• What to produce: Every line of the material is to be repeated exactly as it stands.

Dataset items
--- Begin ---
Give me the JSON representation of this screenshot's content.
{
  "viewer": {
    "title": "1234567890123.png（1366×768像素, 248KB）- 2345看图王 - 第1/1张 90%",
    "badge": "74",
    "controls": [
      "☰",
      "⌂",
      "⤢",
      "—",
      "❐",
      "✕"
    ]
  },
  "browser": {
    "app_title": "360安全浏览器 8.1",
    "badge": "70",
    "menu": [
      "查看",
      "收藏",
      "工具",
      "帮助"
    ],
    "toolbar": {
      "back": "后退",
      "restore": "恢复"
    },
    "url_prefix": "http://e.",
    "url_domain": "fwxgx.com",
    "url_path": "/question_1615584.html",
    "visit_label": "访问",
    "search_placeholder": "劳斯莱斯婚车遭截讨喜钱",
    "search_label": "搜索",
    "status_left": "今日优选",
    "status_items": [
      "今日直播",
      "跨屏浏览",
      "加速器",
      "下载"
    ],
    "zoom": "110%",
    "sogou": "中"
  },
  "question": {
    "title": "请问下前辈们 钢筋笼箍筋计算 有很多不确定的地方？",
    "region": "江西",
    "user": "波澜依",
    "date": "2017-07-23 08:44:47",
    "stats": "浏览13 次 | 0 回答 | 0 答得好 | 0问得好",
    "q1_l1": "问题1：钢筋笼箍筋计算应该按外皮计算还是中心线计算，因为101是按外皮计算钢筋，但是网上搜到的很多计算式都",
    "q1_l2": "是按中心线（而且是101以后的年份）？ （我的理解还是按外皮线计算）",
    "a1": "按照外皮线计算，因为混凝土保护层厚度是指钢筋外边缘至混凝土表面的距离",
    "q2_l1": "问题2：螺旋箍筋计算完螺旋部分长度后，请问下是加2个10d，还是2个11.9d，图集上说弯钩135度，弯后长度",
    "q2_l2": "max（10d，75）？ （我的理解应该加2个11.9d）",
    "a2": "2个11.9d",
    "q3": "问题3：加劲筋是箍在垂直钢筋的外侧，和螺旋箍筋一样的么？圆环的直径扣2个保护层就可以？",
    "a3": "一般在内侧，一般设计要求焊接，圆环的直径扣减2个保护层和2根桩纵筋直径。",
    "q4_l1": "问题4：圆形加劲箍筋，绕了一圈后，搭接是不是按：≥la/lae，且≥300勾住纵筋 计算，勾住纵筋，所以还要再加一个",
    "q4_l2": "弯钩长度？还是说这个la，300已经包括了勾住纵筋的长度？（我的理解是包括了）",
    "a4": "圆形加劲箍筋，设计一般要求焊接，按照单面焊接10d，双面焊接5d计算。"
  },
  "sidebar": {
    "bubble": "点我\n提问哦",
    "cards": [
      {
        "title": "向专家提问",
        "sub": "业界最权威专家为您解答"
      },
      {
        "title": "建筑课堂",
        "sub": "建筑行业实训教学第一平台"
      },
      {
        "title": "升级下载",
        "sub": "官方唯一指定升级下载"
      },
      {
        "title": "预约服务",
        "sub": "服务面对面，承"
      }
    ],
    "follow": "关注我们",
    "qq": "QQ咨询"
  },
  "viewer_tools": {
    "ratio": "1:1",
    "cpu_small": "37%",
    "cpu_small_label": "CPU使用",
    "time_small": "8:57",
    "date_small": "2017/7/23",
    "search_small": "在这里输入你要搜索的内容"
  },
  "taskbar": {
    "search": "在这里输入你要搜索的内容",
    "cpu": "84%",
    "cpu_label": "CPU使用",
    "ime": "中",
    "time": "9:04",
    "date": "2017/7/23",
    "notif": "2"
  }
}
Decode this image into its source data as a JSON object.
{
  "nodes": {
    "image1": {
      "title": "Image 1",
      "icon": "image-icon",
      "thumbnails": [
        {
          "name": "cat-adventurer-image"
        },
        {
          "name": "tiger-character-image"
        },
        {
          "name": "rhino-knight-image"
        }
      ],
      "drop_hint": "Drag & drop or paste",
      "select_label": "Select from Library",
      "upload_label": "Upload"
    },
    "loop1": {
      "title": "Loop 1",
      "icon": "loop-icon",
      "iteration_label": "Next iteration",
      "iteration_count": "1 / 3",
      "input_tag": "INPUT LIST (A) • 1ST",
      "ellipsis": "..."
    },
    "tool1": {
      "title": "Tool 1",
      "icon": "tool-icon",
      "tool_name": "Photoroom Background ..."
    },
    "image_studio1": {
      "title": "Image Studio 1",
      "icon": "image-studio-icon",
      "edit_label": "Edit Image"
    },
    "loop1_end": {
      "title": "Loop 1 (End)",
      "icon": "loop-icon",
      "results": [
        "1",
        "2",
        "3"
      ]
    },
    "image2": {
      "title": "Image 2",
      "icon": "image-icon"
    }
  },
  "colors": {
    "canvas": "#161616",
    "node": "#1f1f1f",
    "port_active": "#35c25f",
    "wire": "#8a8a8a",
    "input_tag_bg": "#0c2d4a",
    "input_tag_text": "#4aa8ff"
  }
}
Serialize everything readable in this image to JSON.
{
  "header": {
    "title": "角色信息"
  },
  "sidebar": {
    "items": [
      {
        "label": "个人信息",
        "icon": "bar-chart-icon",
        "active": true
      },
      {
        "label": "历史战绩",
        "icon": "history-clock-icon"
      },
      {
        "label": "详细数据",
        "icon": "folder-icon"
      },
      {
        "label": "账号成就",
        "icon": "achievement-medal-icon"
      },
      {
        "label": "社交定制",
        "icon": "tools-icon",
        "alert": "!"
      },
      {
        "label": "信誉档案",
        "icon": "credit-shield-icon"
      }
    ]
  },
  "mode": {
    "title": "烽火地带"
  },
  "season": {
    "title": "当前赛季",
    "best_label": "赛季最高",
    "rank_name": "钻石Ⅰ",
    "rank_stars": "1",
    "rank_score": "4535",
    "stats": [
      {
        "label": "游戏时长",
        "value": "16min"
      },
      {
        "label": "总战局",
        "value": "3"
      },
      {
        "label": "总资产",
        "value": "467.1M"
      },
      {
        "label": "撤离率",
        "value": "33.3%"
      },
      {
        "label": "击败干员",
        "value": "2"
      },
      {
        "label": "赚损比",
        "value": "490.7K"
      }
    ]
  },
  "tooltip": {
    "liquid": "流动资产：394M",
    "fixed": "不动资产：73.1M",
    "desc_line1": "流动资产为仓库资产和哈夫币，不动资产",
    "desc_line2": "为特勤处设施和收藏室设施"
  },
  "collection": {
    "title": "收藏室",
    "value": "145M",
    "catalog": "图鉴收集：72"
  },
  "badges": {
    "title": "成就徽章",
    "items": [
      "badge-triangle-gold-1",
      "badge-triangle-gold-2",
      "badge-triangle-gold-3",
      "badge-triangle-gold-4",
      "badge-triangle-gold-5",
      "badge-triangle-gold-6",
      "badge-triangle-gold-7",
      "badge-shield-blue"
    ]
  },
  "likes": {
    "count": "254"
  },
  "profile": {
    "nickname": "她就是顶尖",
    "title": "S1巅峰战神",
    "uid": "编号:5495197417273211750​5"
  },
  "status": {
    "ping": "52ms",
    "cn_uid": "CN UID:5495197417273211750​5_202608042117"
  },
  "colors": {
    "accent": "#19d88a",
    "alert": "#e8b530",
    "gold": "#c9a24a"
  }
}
--- End ---
• Final result:
Give me the JSON representation of this screenshot's content.
{
  "viewer": {
    "title": "1234567890123.png（1366×768像素, 248KB）- 2345看图王 - 第1/1张 90%",
    "badge": "74",
    "controls": [
      "☰",
      "⌂",
      "⤢",
      "—",
      "❐",
      "✕"
    ]
  },
  "browser": {
    "app_title": "360安全浏览器 8.1",
    "badge": "70",
    "menu": [
      "查看",
      "收藏",
      "工具",
      "帮助"
    ],
    "toolbar": {
      "back": "后退",
      "restore": "恢复"
    },
    "url_prefix": "http://e.",
    "url_domain": "fwxgx.com",
    "url_path": "/question_1615584.html",
    "visit_label": "访问",
    "search_placeholder": "劳斯莱斯婚车遭截讨喜钱",
    "search_label": "搜索",
    "status_left": "今日优选",
    "status_items": [
      "今日直播",
      "跨屏浏览",
      "加速器",
      "下载"
    ],
    "zoom": "110%",
    "sogou": "中"
  },
  "question": {
    "title": "请问下前辈们 钢筋笼箍筋计算 有很多不确定的地方？",
    "region": "江西",
    "user": "波澜依",
    "date": "2017-07-23 08:44:47",
    "stats": "浏览13 次 | 0 回答 | 0 答得好 | 0问得好",
    "q1_l1": "问题1：钢筋笼箍筋计算应该按外皮计算还是中心线计算，因为101是按外皮计算钢筋，但是网上搜到的很多计算式都",
    "q1_l2": "是按中心线（而且是101以后的年份）？ （我的理解还是按外皮线计算）",
    "a1": "按照外皮线计算，因为混凝土保护层厚度是指钢筋外边缘至混凝土表面的距离",
    "q2_l1": "问题2：螺旋箍筋计算完螺旋部分长度后，请问下是加2个10d，还是2个11.9d，图集上说弯钩135度，弯后长度",
    "q2_l2": "max（10d，75）？ （我的理解应该加2个11.9d）",
    "a2": "2个11.9d",
    "q3": "问题3：加劲筋是箍在垂直钢筋的外侧，和螺旋箍筋一样的么？圆环的直径扣2个保护层就可以？",
    "a3": "一般在内侧，一般设计要求焊接，圆环的直径扣减2个保护层和2根桩纵筋直径。",
    "q4_l1": "问题4：圆形加劲箍筋，绕了一圈后，搭接是不是按：≥la/lae，且≥300勾住纵筋 计算，勾住纵筋，所以还要再加一个",
    "q4_l2": "弯钩长度？还是说这个la，300已经包括了勾住纵筋的长度？（我的理解是包括了）",
    "a4": "圆形加劲箍筋，设计一般要求焊接，按照单面焊接10d，双面焊接5d计算。"
  },
  "sidebar": {
    "bubble": "点我\n提问哦",
    "cards": [
      {
        "title": "向专家提问",
        "sub": "业界最权威专家为您解答"
      },
      {
        "title": "建筑课堂",
        "sub": "建筑行业实训教学第一平台"
      },
      {
        "title": "升级下载",
        "sub": "官方唯一指定升级下载"
      },
      {
        "title": "预约服务",
        "sub": "服务面对面，承"
      }
    ],
    "follow": "关注我们",
    "qq": "QQ咨询"
  },
  "viewer_tools": {
    "ratio": "1:1",
    "cpu_small": "37%",
    "cpu_small_label": "CPU使用",
    "time_small": "8:57",
    "date_small": "2017/7/23",
    "search_small": "在这里输入你要搜索的内容"
  },
  "taskbar": {
    "search": "在这里输入你要搜索的内容",
    "cpu": "84%",
    "cpu_label": "CPU使用",
    "ime": "中",
    "time": "9:04",
    "date": "2017/7/23",
    "notif": "2"
  }
}
Decode this image into its source data as a JSON object.
{
  "nodes": {
    "image1": {
      "title": "Image 1",
      "icon": "image-icon",
      "thumbnails": [
        {
          "name": "cat-adventurer-image"
        },
        {
          "name": "tiger-character-image"
        },
        {
          "name": "rhino-knight-image"
        }
      ],
      "drop_hint": "Drag & drop or paste",
      "select_label": "Select from Library",
      "upload_label": "Upload"
    },
    "loop1": {
      "title": "Loop 1",
      "icon": "loop-icon",
      "iteration_label": "Next iteration",
      "iteration_count": "1 / 3",
      "input_tag": "INPUT LIST (A) • 1ST",
      "ellipsis": "..."
    },
    "tool1": {
      "title": "Tool 1",
      "icon": "tool-icon",
      "tool_name": "Photoroom Background ..."
    },
    "image_studio1": {
      "title": "Image Studio 1",
      "icon": "image-studio-icon",
      "edit_label": "Edit Image"
    },
    "loop1_end": {
      "title": "Loop 1 (End)",
      "icon": "loop-icon",
      "results": [
        "1",
        "2",
        "3"
      ]
    },
    "image2": {
      "title": "Image 2",
      "icon": "image-icon"
    }
  },
  "colors": {
    "canvas": "#161616",
    "node": "#1f1f1f",
    "port_active": "#35c25f",
    "wire": "#8a8a8a",
    "input_tag_bg": "#0c2d4a",
    "input_tag_text": "#4aa8ff"
  }
}
Serialize everything readable in this image to JSON.
{
  "header": {
    "title": "角色信息"
  },
  "sidebar": {
    "items": [
      {
        "label": "个人信息",
        "icon": "bar-chart-icon",
        "active": true
      },
      {
        "label": "历史战绩",
        "icon": "history-clock-icon"
      },
      {
        "label": "详细数据",
        "icon": "folder-icon"
      },
      {
        "label": "账号成就",
        "icon": "achievement-medal-icon"
      },
      {
        "label": "社交定制",
        "icon": "tools-icon",
        "alert": "!"
      },
      {
        "label": "信誉档案",
        "icon": "credit-shield-icon"
      }
    ]
  },
  "mode": {
    "title": "烽火地带"
  },
  "season": {
    "title": "当前赛季",
    "best_label": "赛季最高",
    "rank_name": "钻石Ⅰ",
    "rank_stars": "1",
    "rank_score": "4535",
    "stats": [
      {
        "label": "游戏时长",
        "value": "16min"
      },
      {
        "label": "总战局",
        "value": "3"
      },
      {
        "label": "总资产",
        "value": "467.1M"
      },
      {
        "label": "撤离率",
        "value": "33.3%"
      },
      {
        "label": "击败干员",
        "value": "2"
      },
      {
        "label": "赚损比",
        "value": "490.7K"
      }
    ]
  },
  "tooltip": {
    "liquid": "流动资产：394M",
    "fixed": "不动资产：73.1M",
    "desc_line1": "流动资产为仓库资产和哈夫币，不动资产",
    "desc_line2": "为特勤处设施和收藏室设施"
  },
  "collection": {
    "title": "收藏室",
    "value": "145M",
    "catalog": "图鉴收集：72"
  },
  "badges": {
    "title": "成就徽章",
    "items": [
      "badge-triangle-gold-1",
      "badge-triangle-gold-2",
      "badge-triangle-gold-3",
      "badge-triangle-gold-4",
      "badge-triangle-gold-5",
      "badge-triangle-gold-6",
      "badge-triangle-gold-7",
      "badge-shield-blue"
    ]
  },
  "likes": {
    "count": "254"
  },
  "profile": {
    "nickname": "她就是顶尖",
    "title": "S1巅峰战神",
    "uid": "编号:5495197417273211750​5"
  },
  "status": {
    "ping": "52ms",
    "cn_uid": "CN UID:5495197417273211750​5_202608042117"
  },
  "colors": {
    "accent": "#19d88a",
    "alert": "#e8b530",
    "gold": "#c9a24a"
  }
}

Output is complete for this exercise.